** START EXERCISE MATERIALS **
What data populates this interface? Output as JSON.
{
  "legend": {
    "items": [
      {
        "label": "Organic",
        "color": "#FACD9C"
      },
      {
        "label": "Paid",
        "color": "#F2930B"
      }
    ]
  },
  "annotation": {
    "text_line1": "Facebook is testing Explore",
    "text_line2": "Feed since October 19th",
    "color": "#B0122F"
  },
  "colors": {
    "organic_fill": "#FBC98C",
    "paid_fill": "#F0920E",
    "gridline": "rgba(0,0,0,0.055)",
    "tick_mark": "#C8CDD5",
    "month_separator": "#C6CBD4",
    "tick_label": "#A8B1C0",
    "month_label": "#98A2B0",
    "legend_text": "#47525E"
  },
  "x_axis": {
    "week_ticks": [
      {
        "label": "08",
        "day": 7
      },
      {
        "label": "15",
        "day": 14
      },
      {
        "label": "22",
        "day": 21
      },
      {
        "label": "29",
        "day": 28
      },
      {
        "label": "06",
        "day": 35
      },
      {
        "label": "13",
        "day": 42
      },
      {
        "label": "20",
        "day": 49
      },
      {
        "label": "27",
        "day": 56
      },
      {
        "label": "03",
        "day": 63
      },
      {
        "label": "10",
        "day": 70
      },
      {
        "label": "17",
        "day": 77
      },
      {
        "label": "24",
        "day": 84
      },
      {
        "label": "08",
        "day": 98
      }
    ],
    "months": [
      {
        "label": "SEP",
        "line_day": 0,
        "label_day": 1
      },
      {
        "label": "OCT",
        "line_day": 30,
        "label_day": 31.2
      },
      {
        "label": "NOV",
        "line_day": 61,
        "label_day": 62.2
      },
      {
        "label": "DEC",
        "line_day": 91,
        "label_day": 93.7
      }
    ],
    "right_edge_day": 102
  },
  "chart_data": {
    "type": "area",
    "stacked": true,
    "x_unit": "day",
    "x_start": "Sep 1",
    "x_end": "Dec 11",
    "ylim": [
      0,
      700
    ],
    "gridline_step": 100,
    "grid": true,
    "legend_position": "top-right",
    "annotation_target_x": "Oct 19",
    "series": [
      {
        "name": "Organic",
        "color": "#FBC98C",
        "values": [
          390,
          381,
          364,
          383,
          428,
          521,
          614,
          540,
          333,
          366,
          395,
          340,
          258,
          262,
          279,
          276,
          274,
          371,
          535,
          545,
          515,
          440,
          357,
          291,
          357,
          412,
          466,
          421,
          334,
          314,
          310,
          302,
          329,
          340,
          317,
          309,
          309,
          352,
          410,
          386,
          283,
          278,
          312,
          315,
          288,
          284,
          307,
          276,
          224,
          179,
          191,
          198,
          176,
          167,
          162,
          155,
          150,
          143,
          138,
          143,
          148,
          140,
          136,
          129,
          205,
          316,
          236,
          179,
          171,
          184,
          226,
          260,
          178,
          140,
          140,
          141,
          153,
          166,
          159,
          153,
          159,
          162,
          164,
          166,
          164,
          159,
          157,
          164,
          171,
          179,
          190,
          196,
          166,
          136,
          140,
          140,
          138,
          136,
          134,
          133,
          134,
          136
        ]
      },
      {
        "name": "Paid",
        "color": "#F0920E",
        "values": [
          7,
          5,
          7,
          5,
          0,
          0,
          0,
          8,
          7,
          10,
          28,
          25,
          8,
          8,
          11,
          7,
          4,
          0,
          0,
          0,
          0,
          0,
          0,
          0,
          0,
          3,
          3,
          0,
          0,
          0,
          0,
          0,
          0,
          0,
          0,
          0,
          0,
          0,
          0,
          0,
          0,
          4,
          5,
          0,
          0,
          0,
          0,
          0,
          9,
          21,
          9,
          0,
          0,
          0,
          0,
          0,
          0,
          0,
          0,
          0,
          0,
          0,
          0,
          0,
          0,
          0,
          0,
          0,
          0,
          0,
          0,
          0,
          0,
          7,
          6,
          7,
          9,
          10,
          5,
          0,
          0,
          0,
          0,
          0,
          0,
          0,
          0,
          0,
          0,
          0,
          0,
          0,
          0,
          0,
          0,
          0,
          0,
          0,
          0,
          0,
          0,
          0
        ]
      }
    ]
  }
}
** END EXERCISE MATERIALS **
### INSTRUCTION
Nothing in the data may differ; print all of it exactly as written.

### TASK RESPONSE
What data populates this interface? Output as JSON.
{
  "legend": {
    "items": [
      {
        "label": "Organic",
        "color": "#FACD9C"
      },
      {
        "label": "Paid",
        "color": "#F2930B"
      }
    ]
  },
  "annotation": {
    "text_line1": "Facebook is testing Explore",
    "text_line2": "Feed since October 19th",
    "color": "#B0122F"
  },
  "colors": {
    "organic_fill": "#FBC98C",
    "paid_fill": "#F0920E",
    "gridline": "rgba(0,0,0,0.055)",
    "tick_mark": "#C8CDD5",
    "month_separator": "#C6CBD4",
    "tick_label": "#A8B1C0",
    "month_label": "#98A2B0",
    "legend_text": "#47525E"
  },
  "x_axis": {
    "week_ticks": [
      {
        "label": "08",
        "day": 7
      },
      {
        "label": "15",
        "day": 14
      },
      {
        "label": "22",
        "day": 21
      },
      {
        "label": "29",
        "day": 28
      },
      {
        "label": "06",
        "day": 35
      },
      {
        "label": "13",
        "day": 42
      },
      {
        "label": "20",
        "day": 49
      },
      {
        "label": "27",
        "day": 56
      },
      {
        "label": "03",
        "day": 63
      },
      {
        "label": "10",
        "day": 70
      },
      {
        "label": "17",
        "day": 77
      },
      {
        "label": "24",
        "day": 84
      },
      {
        "label": "08",
        "day": 98
      }
    ],
    "months": [
      {
        "label": "SEP",
        "line_day": 0,
        "label_day": 1
      },
      {
        "label": "OCT",
        "line_day": 30,
        "label_day": 31.2
      },
      {
        "label": "NOV",
        "line_day": 61,
        "label_day": 62.2
      },
      {
        "label": "DEC",
        "line_day": 91,
        "label_day": 93.7
      }
    ],
    "right_edge_day": 102
  },
  "chart_data": {
    "type": "area",
    "stacked": true,
    "x_unit": "day",
    "x_start": "Sep 1",
    "x_end": "Dec 11",
    "ylim": [
      0,
      700
    ],
    "gridline_step": 100,
    "grid": true,
    "legend_position": "top-right",
    "annotation_target_x": "Oct 19",
    "series": [
      {
        "name": "Organic",
        "color": "#FBC98C",
        "values": [
          390,
          381,
          364,
          383,
          428,
          521,
          614,
          540,
          333,
          366,
          395,
          340,
          258,
          262,
          279,
          276,
          274,
          371,
          535,
          545,
          515,
          440,
          357,
          291,
          357,
          412,
          466,
          421,
          334,
          314,
          310,
          302,
          329,
          340,
          317,
          309,
          309,
          352,
          410,
          386,
          283,
          278,
          312,
          315,
          288,
          284,
          307,
          276,
          224,
          179,
          191,
          198,
          176,
          167,
          162,
          155,
          150,
          143,
          138,
          143,
          148,
          140,
          136,
          129,
          205,
          316,
          236,
          179,
          171,
          184,
          226,
          260,
          178,
          140,
          140,
          141,
          153,
          166,
          159,
          153,
          159,
          162,
          164,
          166,
          164,
          159,
          157,
          164,
          171,
          179,
          190,
          196,
          166,
          136,
          140,
          140,
          138,
          136,
          134,
          133,
          134,
          136
        ]
      },
      {
        "name": "Paid",
        "color": "#F0920E",
        "values": [
          7,
          5,
          7,
          5,
          0,
          0,
          0,
          8,
          7,
          10,
          28,
          25,
          8,
          8,
          11,
          7,
          4,
          0,
          0,
          0,
          0,
          0,
          0,
          0,
          0,
          3,
          3,
          0,
          0,
          0,
          0,
          0,
          0,
          0,
          0,
          0,
          0,
          0,
          0,
          0,
          0,
          4,
          5,
          0,
          0,
          0,
          0,
          0,
          9,
          21,
          9,
          0,
          0,
          0,
          0,
          0,
          0,
          0,
          0,
          0,
          0,
          0,
          0,
          0,
          0,
          0,
          0,
          0,
          0,
          0,
          0,
          0,
          0,
          7,
          6,
          7,
          9,
          10,
          5,
          0,
          0,
          0,
          0,
          0,
          0,
          0,
          0,
          0,
          0,
          0,
          0,
          0,
          0,
          0,
          0,
          0,
          0,
          0,
          0,
          0,
          0,
          0
        ]
      }
    ]
  }
}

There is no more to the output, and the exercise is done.